TO DO:
Check each line of the data for "xlabel" and select those that have it.
──────────────────────────────
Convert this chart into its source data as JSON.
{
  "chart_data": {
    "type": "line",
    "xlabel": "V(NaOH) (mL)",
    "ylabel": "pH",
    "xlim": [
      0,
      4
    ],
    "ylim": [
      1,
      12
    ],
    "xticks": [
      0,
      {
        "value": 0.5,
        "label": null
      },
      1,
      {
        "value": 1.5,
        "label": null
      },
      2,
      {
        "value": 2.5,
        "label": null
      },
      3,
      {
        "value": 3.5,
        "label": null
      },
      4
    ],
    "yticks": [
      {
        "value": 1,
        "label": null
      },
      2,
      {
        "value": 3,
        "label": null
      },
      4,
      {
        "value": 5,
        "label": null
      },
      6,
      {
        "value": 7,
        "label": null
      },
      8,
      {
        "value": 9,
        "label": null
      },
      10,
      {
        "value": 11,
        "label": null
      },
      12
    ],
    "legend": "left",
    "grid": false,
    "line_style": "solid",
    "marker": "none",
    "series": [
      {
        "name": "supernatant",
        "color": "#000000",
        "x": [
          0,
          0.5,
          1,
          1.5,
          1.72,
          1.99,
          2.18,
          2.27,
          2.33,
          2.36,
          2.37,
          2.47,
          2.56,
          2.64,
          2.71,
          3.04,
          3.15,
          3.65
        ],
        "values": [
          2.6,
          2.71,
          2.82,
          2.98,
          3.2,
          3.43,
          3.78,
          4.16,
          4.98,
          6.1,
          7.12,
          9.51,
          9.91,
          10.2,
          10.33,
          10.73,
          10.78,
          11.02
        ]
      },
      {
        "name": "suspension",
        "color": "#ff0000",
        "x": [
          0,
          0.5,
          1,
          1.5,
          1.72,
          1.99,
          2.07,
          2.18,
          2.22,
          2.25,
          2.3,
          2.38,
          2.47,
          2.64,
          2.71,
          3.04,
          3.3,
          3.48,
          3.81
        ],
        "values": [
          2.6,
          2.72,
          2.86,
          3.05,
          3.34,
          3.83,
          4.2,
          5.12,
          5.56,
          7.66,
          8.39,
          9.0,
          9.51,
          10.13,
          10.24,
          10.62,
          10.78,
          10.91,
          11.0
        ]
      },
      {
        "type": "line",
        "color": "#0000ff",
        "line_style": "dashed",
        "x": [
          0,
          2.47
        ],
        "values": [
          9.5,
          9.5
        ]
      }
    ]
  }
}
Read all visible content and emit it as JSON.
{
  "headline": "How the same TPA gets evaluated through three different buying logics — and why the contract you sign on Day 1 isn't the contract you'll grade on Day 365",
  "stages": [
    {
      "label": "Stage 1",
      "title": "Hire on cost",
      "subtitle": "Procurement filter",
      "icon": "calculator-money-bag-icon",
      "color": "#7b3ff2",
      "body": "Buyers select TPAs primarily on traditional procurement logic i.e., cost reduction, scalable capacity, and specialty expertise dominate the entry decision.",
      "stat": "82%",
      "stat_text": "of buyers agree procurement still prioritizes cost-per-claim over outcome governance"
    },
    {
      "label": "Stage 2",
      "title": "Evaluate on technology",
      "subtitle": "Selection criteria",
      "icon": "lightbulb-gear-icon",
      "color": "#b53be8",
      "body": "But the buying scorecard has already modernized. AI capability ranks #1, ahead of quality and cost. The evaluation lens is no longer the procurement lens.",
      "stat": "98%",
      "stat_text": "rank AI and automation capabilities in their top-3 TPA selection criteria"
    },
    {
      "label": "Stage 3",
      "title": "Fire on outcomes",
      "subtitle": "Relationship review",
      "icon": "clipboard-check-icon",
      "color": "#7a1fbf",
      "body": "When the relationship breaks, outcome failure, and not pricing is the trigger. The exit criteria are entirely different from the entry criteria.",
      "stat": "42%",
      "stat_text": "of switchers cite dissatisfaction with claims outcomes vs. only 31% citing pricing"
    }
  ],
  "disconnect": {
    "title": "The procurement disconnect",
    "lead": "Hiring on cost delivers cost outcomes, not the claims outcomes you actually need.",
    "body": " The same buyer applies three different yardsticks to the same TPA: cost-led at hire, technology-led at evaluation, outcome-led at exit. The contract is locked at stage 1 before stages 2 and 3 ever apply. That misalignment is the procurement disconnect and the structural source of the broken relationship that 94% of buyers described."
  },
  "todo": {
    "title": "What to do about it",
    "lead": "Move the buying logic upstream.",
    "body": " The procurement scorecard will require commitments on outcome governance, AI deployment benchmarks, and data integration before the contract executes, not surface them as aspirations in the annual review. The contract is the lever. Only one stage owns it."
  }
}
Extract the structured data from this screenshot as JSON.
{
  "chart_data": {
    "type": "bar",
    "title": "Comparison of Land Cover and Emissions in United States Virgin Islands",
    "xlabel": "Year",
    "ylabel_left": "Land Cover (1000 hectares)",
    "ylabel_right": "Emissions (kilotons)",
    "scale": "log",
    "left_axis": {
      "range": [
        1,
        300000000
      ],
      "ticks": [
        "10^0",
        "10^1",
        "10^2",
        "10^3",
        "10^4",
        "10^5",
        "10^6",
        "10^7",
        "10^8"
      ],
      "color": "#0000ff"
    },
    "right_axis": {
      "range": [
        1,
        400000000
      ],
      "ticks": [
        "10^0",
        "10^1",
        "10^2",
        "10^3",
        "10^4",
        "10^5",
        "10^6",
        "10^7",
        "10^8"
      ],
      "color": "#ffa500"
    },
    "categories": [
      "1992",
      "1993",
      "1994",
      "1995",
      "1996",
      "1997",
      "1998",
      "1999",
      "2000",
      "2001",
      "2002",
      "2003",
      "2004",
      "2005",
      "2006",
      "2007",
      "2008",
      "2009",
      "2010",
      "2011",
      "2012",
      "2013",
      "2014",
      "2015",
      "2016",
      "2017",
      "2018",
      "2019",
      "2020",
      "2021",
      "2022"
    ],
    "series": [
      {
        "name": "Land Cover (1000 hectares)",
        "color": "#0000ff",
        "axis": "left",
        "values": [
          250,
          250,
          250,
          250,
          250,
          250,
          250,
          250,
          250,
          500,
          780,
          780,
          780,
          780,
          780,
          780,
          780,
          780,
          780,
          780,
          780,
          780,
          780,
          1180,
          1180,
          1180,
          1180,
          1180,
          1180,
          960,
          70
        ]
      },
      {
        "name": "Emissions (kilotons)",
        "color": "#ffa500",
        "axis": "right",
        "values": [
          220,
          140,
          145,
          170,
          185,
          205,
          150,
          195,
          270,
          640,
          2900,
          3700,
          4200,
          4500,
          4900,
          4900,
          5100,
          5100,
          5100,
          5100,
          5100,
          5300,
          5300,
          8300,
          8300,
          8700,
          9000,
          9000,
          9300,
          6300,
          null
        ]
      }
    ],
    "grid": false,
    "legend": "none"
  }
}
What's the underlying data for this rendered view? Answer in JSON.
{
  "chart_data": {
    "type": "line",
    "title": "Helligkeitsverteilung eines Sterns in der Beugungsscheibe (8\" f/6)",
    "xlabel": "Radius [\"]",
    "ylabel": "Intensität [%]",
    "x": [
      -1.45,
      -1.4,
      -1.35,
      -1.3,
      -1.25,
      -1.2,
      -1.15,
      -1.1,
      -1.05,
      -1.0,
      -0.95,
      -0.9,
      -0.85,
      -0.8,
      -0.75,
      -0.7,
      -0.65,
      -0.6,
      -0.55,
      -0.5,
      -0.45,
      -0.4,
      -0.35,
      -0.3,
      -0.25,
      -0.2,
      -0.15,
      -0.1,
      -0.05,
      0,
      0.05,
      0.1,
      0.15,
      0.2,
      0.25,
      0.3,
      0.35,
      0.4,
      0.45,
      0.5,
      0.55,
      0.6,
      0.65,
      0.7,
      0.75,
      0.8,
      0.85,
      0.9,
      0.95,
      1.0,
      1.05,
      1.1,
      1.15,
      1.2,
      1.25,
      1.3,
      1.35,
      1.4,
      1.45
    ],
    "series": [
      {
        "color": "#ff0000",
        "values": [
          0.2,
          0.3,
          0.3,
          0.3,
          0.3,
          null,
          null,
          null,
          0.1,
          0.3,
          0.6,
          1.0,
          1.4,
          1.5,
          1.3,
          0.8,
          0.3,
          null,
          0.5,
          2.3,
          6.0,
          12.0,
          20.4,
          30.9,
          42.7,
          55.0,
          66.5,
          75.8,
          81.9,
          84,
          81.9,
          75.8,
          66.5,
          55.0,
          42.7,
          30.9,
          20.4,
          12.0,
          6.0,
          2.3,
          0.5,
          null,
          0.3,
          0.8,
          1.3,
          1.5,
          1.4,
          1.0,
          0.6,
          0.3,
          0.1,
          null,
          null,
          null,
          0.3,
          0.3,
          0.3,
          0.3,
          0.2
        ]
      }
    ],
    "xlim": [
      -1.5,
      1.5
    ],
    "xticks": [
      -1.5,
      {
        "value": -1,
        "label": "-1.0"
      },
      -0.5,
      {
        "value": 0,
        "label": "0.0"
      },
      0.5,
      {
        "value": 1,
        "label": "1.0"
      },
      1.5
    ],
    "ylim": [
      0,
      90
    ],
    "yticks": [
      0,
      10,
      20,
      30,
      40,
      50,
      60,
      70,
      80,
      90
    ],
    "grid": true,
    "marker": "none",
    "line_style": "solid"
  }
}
──────────────────────────────
THE RESPONSE:
    "xlabel": "V(NaOH) (mL)",
    "xlabel": "Year",
    "xlabel": "Radius [\"]",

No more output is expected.